Given request >> Read the lines below. Copy out any that hold the string "this".

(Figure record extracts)
[Start]
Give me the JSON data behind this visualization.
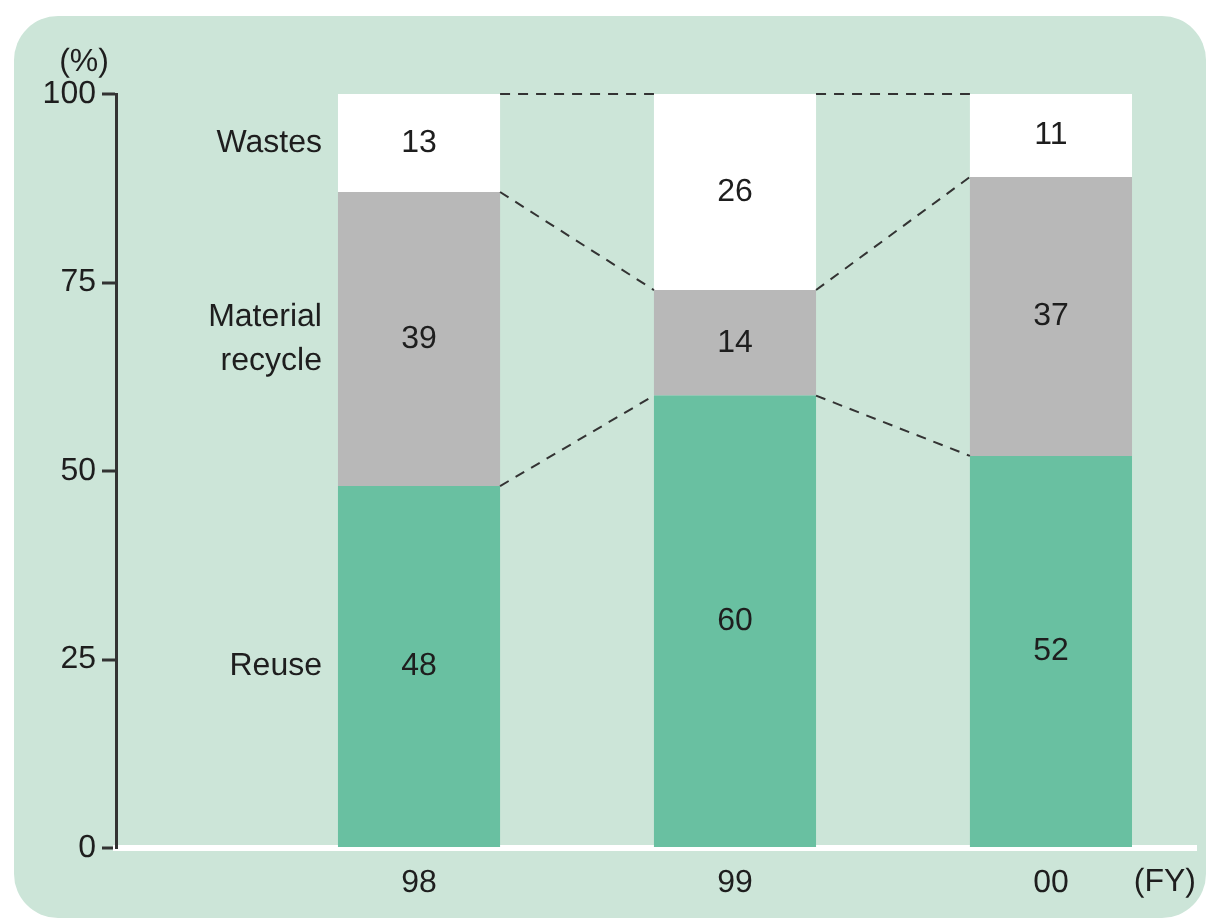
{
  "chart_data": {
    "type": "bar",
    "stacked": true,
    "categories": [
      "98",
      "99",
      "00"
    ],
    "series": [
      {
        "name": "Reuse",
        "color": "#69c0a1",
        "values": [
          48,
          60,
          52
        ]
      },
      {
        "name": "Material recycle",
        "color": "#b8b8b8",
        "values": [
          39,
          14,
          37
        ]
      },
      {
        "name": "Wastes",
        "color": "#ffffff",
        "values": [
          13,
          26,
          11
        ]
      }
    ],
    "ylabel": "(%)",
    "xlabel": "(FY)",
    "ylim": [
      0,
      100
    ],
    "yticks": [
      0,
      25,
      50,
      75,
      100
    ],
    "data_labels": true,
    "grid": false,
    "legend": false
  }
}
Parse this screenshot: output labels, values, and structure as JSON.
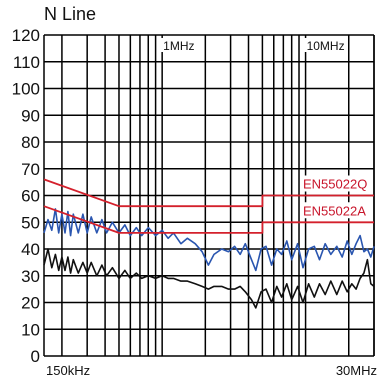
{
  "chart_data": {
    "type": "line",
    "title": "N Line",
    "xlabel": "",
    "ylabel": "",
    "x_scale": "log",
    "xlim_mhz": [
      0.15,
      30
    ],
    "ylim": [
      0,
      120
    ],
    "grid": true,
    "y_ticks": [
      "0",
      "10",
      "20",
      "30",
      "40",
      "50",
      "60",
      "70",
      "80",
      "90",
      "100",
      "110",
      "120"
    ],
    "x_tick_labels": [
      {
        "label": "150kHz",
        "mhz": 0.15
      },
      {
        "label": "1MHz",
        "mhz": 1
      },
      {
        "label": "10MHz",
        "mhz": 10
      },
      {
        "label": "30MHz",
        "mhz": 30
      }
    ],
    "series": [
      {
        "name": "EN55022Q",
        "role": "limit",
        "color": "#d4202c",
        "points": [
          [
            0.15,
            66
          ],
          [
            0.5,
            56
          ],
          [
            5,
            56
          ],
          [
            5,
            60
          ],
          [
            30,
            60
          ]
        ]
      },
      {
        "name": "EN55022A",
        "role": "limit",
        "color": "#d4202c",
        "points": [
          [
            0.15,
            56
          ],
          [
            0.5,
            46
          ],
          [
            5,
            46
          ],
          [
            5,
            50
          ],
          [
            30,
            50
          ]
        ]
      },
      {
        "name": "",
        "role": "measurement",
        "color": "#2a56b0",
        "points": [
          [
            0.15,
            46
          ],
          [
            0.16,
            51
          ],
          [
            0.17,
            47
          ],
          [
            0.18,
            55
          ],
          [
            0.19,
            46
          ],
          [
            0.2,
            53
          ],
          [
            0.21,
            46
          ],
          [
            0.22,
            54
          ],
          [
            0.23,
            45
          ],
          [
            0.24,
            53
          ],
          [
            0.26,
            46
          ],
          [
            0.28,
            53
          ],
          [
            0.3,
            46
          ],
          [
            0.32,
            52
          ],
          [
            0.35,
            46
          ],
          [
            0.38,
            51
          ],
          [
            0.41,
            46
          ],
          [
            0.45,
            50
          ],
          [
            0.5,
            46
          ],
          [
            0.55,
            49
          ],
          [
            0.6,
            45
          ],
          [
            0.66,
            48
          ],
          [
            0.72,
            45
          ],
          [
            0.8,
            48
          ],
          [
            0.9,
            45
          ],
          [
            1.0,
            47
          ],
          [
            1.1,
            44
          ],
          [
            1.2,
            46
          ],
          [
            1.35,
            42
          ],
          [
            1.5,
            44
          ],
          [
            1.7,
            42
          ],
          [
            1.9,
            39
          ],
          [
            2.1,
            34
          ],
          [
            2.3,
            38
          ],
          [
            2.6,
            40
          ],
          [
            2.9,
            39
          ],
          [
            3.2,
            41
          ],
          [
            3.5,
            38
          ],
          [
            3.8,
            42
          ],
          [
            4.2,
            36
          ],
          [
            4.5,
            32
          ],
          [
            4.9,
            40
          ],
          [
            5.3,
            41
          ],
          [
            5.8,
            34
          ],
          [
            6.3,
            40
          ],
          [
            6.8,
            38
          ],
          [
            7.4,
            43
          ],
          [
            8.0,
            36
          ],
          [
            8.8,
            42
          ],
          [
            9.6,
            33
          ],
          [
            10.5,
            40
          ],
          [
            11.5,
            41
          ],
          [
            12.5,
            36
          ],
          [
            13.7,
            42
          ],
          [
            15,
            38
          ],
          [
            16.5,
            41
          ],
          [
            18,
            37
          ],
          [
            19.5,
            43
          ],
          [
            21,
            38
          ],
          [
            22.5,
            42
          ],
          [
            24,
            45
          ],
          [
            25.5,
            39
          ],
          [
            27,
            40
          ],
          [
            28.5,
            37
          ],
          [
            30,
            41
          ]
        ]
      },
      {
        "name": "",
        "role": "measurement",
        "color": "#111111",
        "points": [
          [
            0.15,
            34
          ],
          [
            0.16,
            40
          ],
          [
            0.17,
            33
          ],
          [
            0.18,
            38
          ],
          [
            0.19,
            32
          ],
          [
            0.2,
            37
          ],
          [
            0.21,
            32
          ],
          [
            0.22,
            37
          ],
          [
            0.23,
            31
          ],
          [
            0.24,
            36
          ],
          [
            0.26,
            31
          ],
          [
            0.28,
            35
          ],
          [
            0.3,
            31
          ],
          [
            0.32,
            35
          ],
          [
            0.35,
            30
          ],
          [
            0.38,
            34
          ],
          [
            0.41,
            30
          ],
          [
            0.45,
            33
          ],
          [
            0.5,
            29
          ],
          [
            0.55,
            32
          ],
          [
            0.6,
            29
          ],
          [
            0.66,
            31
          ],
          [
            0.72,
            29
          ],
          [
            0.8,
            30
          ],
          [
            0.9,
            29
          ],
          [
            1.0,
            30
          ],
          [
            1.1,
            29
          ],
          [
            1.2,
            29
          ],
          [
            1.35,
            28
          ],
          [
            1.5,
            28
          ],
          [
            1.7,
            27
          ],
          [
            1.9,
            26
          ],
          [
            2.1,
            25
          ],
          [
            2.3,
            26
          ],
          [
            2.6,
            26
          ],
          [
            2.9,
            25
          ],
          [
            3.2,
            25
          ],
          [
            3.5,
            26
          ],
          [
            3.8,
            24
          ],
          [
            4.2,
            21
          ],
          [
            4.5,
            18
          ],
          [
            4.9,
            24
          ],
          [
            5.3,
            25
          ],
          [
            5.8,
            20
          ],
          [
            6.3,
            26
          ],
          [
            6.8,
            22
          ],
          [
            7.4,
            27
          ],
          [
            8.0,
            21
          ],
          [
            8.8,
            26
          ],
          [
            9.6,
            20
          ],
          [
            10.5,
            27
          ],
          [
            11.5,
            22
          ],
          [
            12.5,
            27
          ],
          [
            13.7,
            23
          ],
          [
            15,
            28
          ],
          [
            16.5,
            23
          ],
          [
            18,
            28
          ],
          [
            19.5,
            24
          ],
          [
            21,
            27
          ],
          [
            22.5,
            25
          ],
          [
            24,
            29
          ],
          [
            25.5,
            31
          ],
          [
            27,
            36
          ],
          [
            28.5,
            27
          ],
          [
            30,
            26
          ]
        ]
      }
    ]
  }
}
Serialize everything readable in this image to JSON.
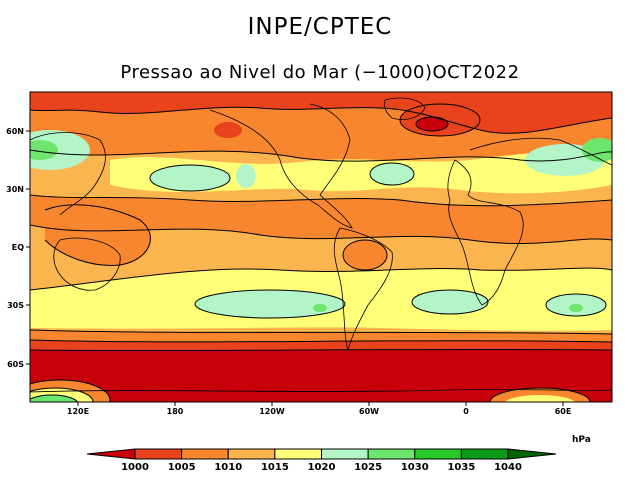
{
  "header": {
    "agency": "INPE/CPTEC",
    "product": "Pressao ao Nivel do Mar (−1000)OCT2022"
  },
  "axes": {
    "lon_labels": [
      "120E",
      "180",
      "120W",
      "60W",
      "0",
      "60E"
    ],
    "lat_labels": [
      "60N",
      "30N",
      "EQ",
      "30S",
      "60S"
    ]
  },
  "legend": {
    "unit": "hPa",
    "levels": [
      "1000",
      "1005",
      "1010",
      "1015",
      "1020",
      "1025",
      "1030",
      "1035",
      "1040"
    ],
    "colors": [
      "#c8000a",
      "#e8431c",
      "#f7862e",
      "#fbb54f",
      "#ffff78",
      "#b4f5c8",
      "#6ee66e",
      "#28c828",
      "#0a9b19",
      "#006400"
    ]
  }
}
[End]
[Start]
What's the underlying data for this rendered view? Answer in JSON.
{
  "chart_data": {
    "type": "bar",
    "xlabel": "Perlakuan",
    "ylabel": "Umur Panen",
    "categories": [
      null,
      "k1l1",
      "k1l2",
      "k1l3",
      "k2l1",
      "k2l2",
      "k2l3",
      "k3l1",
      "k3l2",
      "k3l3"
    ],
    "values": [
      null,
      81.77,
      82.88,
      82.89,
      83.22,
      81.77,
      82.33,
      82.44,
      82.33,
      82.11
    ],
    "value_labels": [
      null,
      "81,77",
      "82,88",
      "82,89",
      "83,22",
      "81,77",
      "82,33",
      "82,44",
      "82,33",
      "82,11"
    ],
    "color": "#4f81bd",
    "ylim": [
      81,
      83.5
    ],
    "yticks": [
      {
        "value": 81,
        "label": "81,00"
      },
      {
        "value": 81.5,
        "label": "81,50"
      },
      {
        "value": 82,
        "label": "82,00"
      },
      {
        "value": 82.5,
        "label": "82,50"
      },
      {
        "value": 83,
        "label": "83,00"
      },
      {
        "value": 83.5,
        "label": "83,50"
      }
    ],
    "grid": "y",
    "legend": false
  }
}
[End]
Task answer >>
Give me the JSON data behind this visualization.
Parse this screenshot: output labels, values, and structure as JSON.
Serialize everything readable in this image to JSON.
What's the underlying data for this rendered view? Answer in JSON.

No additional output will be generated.